● EXERCISE DESCRIPTION:
Write the count of lines that contain the word "épanchement" and nothing else.

● TASK MATERIAL:
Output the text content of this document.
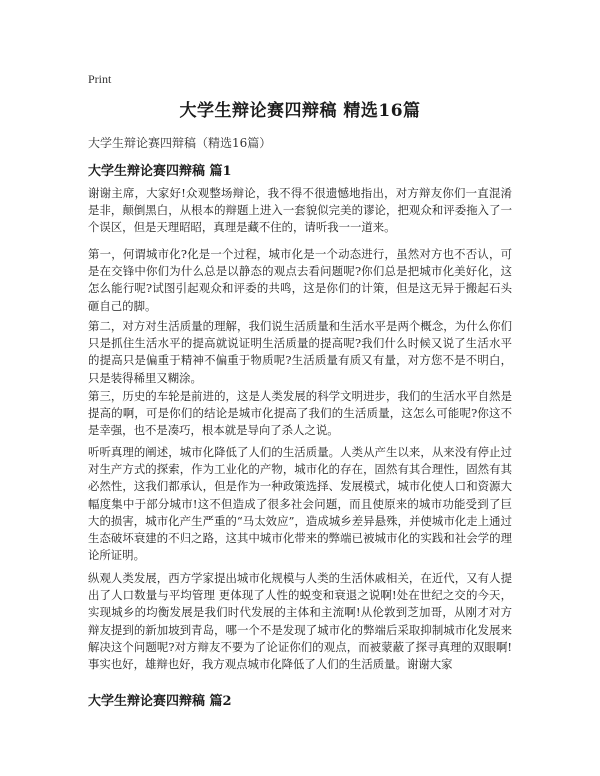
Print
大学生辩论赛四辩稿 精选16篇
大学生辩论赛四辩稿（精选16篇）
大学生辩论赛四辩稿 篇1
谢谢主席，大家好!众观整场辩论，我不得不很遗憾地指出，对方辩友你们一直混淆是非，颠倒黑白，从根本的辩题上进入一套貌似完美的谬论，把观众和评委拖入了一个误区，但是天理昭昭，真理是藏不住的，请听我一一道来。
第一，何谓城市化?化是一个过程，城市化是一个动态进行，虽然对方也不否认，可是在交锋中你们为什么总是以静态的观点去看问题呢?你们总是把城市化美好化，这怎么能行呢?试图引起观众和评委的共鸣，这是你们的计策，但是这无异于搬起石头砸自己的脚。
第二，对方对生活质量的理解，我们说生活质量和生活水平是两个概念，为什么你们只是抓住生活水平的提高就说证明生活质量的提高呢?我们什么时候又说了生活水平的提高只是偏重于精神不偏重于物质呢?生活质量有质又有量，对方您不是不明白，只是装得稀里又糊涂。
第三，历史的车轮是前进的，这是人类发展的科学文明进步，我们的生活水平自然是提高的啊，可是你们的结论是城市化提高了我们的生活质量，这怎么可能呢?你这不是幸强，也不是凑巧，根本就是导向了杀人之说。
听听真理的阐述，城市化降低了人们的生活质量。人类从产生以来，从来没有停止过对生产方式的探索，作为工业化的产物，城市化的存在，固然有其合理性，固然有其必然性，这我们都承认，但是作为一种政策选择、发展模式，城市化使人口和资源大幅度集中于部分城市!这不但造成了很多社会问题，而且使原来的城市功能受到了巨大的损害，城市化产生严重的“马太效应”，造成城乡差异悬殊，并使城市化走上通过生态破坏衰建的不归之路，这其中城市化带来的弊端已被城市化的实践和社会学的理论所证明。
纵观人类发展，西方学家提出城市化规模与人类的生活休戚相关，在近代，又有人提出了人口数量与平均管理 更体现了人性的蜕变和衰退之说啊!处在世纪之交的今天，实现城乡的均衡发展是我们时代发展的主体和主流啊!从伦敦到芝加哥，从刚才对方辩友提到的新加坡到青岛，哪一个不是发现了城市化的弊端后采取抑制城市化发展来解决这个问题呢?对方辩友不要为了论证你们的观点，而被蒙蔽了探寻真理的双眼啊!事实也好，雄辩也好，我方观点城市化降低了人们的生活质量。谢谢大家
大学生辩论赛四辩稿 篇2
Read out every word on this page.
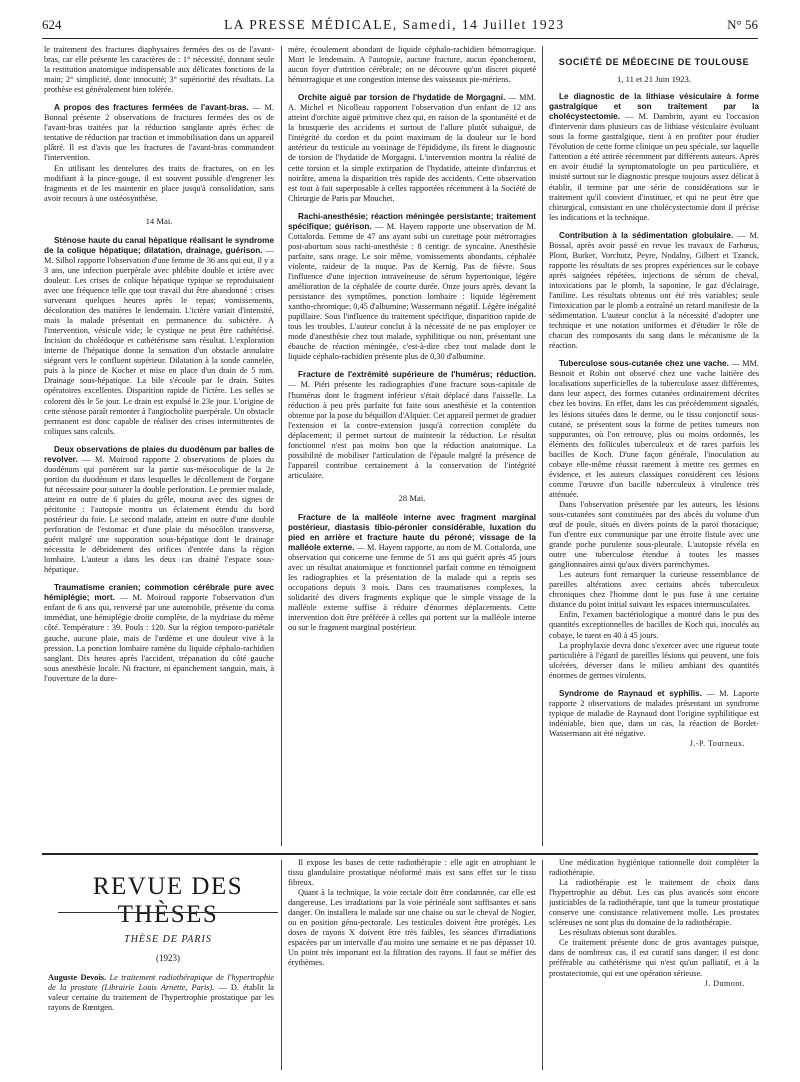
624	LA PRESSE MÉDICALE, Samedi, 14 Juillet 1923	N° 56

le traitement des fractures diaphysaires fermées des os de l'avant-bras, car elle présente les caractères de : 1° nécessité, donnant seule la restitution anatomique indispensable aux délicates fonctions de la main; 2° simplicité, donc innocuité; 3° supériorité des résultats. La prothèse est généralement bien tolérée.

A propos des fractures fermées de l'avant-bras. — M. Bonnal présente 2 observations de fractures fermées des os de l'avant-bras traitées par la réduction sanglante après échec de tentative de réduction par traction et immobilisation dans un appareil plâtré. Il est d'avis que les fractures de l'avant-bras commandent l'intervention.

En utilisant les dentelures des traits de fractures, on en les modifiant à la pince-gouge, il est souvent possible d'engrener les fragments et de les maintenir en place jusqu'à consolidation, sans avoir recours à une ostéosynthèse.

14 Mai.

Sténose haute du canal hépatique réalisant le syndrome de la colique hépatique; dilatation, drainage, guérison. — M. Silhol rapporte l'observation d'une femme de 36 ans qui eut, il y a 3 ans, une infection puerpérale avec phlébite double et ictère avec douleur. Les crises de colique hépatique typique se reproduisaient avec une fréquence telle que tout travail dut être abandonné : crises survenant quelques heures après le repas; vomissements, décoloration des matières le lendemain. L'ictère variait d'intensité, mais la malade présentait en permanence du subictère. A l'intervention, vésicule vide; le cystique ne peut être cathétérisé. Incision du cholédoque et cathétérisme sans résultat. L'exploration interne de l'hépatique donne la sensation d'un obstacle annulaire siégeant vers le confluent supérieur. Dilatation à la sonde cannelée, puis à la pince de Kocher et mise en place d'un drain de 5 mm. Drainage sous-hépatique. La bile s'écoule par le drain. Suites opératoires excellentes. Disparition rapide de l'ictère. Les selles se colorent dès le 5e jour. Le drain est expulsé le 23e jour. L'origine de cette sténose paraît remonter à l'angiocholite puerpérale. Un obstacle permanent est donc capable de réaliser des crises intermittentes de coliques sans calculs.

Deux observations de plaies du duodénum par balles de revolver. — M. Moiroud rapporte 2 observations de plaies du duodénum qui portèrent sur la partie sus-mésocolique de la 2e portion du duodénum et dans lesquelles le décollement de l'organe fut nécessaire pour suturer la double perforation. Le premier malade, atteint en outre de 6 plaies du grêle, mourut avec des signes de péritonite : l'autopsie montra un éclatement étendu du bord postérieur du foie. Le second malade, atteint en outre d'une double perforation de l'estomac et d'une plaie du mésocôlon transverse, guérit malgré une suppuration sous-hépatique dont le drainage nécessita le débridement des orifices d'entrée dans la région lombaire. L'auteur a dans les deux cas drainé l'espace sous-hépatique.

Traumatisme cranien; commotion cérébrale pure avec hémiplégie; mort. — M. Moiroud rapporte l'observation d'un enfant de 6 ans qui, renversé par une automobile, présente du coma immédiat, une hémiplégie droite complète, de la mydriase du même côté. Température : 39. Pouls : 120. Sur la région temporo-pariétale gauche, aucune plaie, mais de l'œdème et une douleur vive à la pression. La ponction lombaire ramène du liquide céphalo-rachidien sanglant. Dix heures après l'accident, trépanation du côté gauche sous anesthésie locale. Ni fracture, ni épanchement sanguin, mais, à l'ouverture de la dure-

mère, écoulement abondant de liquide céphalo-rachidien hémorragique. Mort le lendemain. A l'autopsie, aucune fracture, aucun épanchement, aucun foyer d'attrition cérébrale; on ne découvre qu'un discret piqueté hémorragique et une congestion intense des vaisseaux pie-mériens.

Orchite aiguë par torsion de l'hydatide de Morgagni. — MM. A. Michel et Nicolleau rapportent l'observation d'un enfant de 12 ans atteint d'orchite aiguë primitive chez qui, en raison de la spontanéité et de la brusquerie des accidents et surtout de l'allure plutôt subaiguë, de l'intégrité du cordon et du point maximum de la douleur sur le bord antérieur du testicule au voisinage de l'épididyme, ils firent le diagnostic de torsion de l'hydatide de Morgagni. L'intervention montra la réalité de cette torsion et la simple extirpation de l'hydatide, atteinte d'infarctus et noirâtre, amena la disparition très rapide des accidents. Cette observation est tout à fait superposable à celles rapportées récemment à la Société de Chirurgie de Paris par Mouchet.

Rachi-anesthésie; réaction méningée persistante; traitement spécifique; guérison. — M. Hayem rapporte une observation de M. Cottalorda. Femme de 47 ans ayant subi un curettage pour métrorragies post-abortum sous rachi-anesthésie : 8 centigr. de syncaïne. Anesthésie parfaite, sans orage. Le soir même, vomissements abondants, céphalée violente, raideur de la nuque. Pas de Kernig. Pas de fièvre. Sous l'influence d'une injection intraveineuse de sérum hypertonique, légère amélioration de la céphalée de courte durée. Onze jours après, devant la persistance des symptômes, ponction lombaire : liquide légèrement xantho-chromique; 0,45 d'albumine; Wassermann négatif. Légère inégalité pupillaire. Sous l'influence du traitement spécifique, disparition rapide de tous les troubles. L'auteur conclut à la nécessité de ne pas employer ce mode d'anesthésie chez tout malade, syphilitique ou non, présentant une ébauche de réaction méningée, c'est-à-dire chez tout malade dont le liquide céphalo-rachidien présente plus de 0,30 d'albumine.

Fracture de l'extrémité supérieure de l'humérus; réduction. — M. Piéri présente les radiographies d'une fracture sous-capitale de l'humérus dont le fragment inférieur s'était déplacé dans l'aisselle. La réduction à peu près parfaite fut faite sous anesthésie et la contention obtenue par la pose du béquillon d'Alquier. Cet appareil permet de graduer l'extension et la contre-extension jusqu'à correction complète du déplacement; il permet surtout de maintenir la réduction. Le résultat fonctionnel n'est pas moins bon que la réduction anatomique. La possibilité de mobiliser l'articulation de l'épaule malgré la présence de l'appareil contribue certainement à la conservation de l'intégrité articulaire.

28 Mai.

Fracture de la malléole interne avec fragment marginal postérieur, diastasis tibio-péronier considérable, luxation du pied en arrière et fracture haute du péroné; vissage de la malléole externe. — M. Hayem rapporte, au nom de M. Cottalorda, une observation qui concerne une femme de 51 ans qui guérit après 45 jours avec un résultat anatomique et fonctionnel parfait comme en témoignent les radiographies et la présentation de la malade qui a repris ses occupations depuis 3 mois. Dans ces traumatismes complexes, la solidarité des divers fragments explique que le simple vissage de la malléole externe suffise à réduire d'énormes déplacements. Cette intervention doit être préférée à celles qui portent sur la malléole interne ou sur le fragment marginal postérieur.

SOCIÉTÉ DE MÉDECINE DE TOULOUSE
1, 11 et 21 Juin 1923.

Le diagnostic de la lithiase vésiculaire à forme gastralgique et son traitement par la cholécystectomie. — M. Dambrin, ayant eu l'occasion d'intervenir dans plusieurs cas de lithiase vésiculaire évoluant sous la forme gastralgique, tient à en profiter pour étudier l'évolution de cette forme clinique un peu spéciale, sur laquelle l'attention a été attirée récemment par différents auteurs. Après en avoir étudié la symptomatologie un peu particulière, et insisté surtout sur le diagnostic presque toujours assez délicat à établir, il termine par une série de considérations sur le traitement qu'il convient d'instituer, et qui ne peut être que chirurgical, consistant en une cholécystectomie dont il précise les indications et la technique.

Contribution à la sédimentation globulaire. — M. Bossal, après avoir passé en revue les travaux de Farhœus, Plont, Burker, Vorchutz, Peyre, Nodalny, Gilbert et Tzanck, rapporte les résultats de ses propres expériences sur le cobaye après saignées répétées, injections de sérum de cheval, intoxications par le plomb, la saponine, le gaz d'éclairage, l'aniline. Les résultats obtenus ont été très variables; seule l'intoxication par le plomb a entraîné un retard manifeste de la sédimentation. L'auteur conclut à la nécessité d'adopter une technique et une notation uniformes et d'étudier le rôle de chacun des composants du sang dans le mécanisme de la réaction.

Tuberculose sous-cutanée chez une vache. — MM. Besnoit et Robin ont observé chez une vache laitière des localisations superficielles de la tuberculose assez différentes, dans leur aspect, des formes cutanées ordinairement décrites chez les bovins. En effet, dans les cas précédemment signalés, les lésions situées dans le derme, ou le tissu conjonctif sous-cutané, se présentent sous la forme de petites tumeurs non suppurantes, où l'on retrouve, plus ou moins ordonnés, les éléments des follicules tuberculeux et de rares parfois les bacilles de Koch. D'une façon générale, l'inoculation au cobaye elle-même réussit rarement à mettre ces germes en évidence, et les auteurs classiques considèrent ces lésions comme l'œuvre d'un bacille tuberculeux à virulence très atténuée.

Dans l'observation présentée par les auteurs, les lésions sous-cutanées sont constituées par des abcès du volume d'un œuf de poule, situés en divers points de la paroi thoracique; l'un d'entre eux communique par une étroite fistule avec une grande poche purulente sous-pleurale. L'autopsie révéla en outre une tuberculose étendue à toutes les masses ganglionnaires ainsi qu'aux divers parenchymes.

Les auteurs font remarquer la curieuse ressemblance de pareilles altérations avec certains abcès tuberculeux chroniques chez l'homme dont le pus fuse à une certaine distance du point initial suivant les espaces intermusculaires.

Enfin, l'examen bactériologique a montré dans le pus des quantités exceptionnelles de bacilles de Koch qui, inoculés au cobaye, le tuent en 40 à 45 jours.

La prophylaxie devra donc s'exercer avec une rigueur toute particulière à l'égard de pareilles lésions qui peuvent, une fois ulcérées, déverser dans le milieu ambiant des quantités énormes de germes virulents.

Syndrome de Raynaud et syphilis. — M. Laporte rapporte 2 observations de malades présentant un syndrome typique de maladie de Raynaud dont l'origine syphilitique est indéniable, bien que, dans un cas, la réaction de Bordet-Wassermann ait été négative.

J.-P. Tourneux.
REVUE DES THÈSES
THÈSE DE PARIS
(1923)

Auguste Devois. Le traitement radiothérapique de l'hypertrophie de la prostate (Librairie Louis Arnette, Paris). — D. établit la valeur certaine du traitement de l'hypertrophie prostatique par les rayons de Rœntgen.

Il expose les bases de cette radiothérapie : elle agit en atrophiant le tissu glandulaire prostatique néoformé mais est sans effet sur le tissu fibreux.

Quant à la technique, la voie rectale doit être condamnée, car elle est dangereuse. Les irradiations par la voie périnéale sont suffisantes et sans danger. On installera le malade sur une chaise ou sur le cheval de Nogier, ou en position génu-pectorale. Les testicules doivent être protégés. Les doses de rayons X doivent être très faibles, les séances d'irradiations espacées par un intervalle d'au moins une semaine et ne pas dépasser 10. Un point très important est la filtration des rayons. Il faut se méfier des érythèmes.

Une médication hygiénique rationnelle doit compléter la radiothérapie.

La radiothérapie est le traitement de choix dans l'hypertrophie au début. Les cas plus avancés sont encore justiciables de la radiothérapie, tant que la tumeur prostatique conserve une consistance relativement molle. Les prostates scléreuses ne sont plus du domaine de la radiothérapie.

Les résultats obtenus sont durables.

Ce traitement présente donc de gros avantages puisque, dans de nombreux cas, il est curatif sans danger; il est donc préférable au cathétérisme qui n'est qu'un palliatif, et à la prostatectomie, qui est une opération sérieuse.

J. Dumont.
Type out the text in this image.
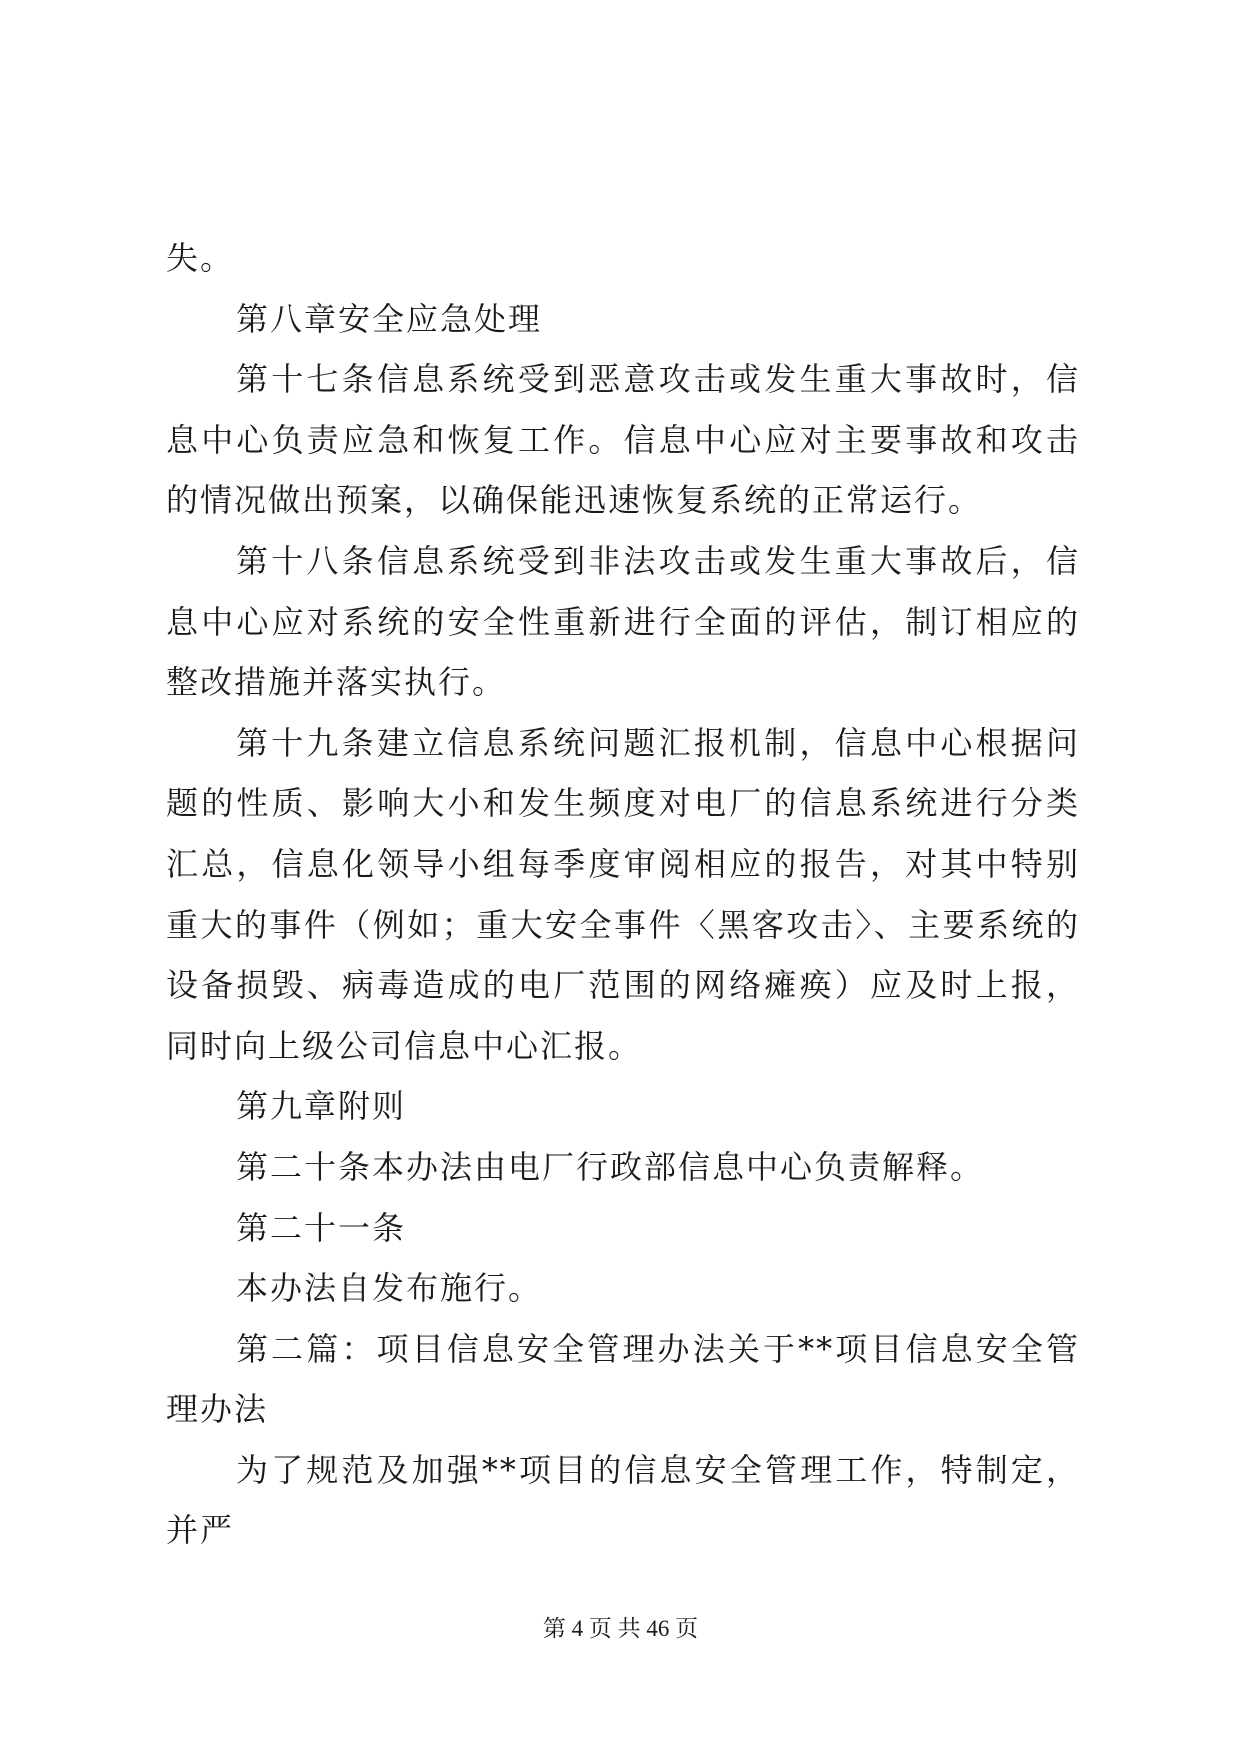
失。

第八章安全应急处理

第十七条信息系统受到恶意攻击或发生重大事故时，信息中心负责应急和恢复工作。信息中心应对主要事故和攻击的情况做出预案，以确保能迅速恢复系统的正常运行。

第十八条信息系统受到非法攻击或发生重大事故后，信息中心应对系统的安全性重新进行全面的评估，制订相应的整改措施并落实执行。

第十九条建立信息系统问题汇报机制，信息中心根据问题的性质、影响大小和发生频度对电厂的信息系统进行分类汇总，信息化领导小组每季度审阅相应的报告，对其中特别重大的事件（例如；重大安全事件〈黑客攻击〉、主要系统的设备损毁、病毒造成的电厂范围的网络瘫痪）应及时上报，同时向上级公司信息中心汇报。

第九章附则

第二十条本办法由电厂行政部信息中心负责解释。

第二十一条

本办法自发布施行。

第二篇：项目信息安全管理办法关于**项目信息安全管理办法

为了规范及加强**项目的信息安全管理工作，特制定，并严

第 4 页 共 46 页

● OUTPUT OF THE EXERCISE:
2